## What you have to do
Search the material for the word "Upstream" and copy each line that holds it.

## Given information
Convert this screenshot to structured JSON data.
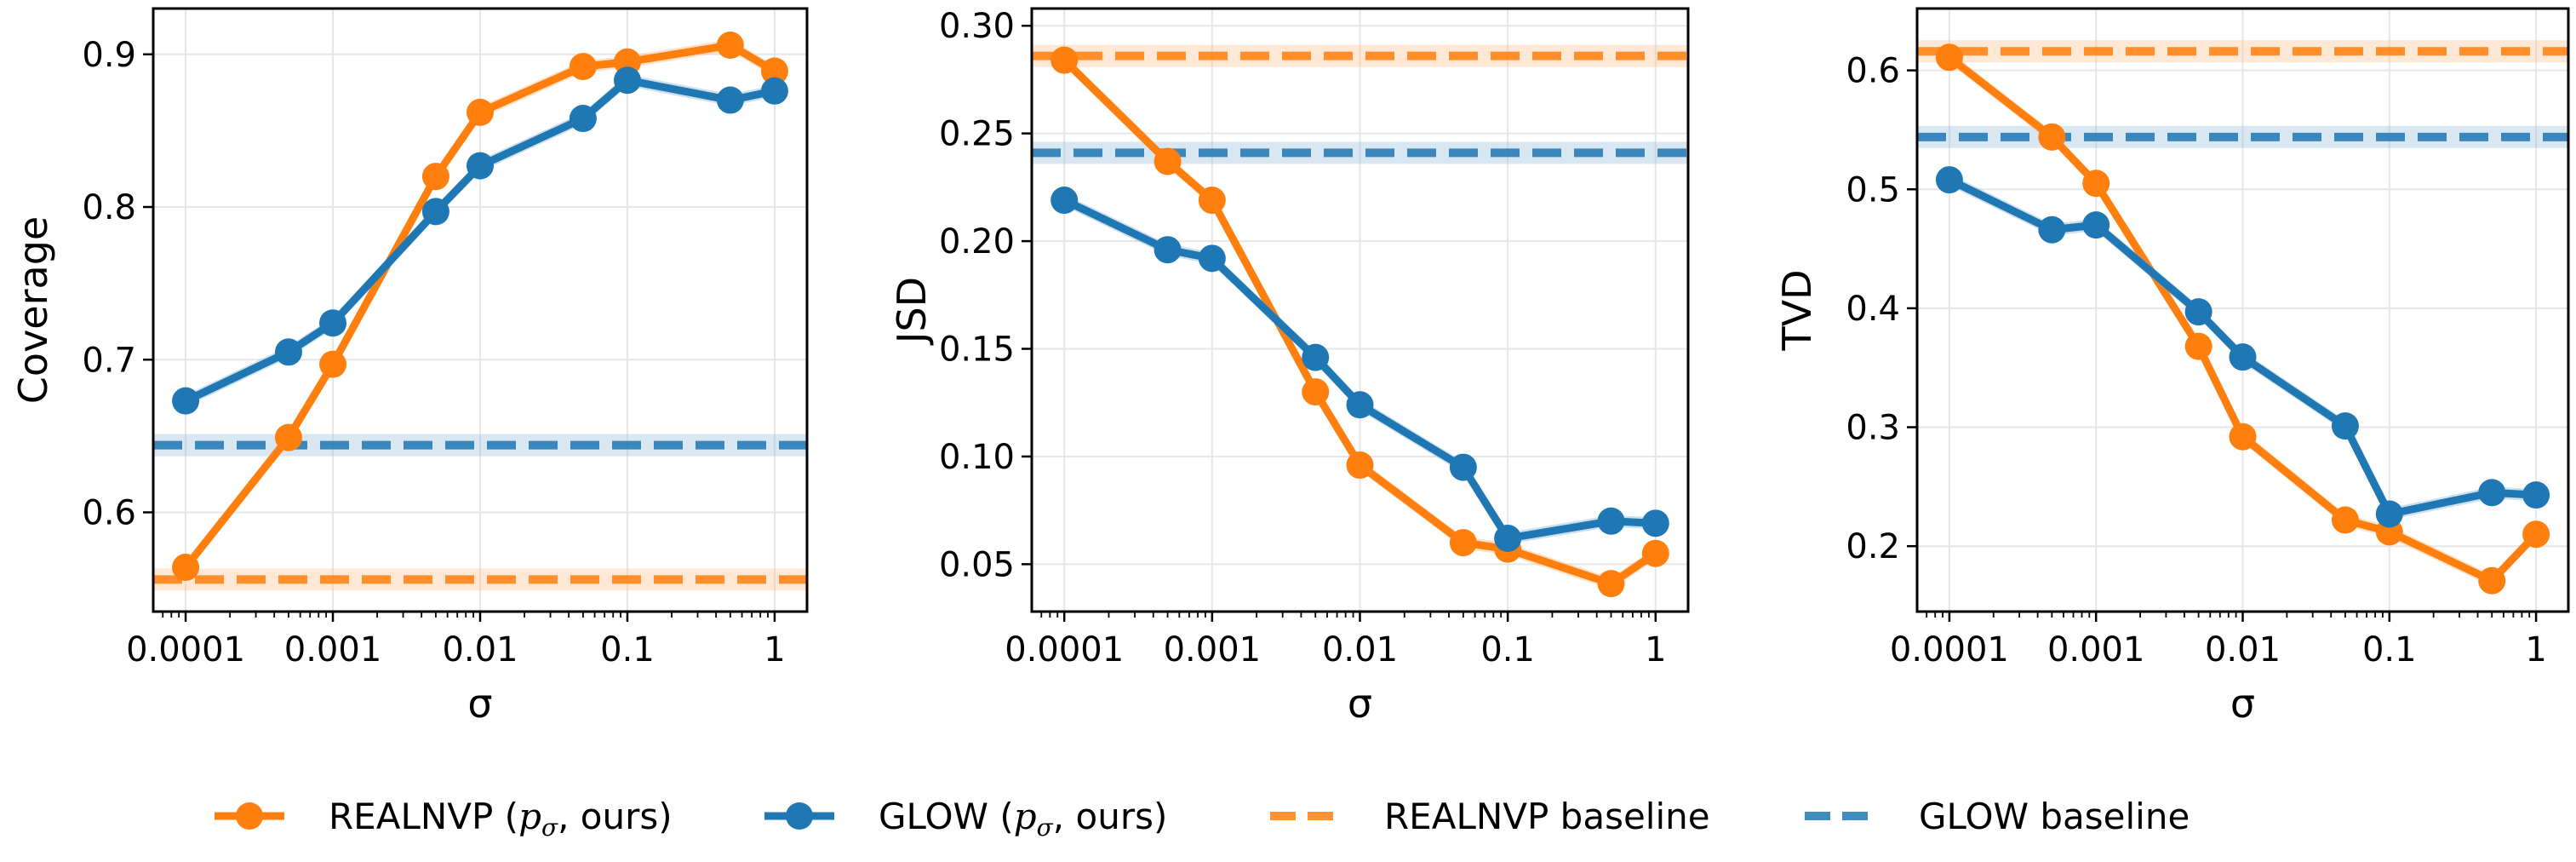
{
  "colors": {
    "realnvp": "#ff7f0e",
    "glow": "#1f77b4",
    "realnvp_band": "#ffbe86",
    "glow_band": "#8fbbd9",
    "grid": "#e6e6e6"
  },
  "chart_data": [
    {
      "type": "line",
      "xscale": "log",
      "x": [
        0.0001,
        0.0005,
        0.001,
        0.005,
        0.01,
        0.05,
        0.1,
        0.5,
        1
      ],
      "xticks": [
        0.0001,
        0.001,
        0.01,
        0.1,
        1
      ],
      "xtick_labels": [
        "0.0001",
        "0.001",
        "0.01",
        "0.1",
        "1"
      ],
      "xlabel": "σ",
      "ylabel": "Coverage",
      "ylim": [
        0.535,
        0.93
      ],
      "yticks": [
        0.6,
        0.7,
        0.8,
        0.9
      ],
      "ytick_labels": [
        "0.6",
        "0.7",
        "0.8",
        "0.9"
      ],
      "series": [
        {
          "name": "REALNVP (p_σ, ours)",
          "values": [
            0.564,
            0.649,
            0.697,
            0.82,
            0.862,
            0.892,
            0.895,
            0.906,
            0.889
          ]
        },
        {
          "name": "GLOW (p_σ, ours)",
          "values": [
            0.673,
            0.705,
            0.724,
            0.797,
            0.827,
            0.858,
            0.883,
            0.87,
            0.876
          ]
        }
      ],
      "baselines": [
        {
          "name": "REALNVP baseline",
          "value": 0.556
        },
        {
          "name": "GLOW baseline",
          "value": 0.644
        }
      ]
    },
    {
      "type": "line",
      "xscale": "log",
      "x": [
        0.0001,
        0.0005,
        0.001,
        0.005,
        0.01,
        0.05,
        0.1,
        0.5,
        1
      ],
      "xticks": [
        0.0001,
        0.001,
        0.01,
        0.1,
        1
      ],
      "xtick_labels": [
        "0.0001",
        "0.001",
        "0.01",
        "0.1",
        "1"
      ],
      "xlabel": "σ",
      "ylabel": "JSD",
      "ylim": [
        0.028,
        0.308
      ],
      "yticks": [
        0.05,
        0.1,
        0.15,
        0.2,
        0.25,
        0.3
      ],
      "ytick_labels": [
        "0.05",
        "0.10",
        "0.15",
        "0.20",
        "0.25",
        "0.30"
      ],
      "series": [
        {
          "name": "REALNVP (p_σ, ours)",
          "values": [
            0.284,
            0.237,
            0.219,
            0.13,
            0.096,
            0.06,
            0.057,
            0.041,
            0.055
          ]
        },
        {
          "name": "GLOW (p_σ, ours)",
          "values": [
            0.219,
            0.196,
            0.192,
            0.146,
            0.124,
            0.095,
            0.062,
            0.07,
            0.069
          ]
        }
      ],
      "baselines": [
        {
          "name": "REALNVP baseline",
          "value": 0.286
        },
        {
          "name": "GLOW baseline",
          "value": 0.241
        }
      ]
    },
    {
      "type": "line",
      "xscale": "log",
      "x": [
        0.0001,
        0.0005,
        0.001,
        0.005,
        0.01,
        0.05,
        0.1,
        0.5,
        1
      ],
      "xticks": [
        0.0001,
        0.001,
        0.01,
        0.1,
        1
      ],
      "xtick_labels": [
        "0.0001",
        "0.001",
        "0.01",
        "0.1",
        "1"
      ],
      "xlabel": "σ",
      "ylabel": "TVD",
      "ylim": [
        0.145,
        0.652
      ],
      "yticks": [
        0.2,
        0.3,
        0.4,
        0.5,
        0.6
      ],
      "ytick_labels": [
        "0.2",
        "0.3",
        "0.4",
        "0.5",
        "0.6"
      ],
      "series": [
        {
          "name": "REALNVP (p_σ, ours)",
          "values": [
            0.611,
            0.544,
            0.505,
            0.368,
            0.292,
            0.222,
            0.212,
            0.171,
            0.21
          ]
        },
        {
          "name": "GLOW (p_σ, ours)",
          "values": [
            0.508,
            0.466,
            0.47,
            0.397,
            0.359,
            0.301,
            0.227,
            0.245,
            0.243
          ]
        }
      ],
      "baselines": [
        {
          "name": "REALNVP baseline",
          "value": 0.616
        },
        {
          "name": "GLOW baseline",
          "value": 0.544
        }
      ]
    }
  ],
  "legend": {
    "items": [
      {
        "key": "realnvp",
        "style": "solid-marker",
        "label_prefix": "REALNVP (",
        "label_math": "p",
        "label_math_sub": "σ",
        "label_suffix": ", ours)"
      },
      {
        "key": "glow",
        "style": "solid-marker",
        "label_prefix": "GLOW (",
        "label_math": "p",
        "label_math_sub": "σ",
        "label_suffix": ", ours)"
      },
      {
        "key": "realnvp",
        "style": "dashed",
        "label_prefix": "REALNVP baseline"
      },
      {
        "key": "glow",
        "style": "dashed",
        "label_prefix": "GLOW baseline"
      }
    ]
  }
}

* * *

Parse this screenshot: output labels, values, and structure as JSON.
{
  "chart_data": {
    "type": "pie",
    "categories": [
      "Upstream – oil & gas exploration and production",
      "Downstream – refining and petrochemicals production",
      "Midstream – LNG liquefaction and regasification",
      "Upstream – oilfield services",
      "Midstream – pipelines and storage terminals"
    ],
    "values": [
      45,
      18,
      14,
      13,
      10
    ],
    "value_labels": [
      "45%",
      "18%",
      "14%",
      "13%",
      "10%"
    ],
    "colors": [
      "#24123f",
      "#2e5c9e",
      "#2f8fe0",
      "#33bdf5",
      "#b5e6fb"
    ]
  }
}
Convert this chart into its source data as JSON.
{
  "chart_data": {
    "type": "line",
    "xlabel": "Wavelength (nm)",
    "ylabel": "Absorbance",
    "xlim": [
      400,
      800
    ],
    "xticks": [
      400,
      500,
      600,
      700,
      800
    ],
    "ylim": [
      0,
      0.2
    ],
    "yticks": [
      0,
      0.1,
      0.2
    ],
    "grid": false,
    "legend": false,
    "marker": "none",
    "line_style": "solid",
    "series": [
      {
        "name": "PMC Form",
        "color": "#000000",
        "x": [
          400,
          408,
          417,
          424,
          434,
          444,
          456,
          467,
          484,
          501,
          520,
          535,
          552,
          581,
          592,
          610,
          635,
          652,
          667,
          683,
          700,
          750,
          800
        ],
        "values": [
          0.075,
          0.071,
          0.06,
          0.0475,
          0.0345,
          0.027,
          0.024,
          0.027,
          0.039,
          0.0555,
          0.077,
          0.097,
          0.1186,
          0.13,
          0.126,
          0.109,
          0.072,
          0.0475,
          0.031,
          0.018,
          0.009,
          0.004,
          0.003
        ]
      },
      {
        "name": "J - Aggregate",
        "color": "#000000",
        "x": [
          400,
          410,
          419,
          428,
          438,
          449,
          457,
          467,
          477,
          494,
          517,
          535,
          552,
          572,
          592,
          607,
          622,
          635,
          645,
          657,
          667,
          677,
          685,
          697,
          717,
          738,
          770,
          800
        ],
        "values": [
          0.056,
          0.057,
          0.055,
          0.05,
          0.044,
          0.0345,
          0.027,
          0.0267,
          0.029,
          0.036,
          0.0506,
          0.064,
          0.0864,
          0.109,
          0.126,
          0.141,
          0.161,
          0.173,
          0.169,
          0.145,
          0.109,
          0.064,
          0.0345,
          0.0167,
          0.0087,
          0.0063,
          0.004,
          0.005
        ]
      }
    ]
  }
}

---

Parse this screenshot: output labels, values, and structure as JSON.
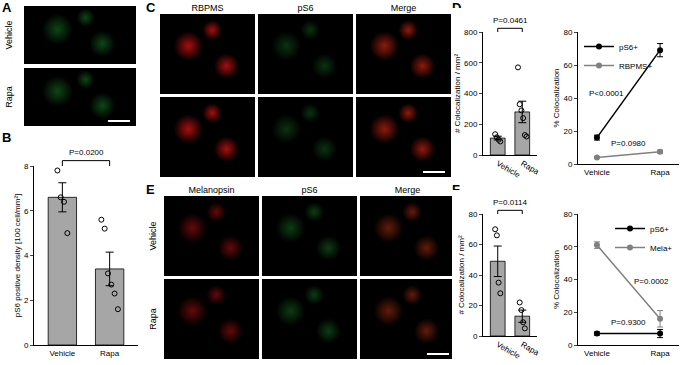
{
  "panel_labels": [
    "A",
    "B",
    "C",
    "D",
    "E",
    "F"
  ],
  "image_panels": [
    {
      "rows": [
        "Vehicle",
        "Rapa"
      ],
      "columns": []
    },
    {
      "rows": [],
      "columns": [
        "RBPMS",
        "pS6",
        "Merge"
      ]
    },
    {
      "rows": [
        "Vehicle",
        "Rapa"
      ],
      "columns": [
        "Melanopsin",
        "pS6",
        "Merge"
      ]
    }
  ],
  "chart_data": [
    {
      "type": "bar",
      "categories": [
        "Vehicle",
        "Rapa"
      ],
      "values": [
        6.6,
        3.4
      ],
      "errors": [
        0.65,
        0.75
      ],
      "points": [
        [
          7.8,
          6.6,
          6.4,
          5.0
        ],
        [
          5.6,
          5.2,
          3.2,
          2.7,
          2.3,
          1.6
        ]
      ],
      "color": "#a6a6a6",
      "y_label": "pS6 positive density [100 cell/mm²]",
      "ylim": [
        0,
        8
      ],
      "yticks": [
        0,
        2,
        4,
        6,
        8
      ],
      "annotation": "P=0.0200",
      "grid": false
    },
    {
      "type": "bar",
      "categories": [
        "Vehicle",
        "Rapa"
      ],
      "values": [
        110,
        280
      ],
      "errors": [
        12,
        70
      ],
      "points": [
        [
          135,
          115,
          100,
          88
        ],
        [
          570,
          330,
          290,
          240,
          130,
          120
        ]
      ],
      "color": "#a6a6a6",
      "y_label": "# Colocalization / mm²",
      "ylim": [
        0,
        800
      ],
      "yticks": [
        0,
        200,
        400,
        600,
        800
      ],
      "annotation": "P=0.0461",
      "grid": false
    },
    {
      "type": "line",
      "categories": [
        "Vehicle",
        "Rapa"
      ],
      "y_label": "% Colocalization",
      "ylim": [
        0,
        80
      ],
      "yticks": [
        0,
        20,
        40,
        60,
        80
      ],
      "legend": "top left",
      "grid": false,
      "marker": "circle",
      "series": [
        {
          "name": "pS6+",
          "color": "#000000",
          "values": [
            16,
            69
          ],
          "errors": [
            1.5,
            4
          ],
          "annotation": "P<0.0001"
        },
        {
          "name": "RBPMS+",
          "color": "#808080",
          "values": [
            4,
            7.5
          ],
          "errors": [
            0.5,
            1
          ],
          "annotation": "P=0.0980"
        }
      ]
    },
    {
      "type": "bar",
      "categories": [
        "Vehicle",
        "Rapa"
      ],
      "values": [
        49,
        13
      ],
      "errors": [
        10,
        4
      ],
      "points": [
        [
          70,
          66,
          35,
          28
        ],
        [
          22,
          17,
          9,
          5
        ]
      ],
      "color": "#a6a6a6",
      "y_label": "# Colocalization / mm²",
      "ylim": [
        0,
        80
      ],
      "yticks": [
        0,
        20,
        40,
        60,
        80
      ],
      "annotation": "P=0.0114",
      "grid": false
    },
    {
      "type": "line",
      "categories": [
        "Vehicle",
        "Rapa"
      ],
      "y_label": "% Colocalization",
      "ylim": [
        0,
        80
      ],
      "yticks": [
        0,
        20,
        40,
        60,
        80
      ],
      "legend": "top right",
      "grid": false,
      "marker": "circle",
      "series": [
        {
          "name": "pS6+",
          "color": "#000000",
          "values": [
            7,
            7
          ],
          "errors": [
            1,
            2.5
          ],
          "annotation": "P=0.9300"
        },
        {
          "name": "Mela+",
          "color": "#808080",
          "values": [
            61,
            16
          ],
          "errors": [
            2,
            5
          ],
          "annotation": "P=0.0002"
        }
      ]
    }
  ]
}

## Completed exercise
      "Upstream – oil & gas exploration and production",
      "Upstream – oilfield services",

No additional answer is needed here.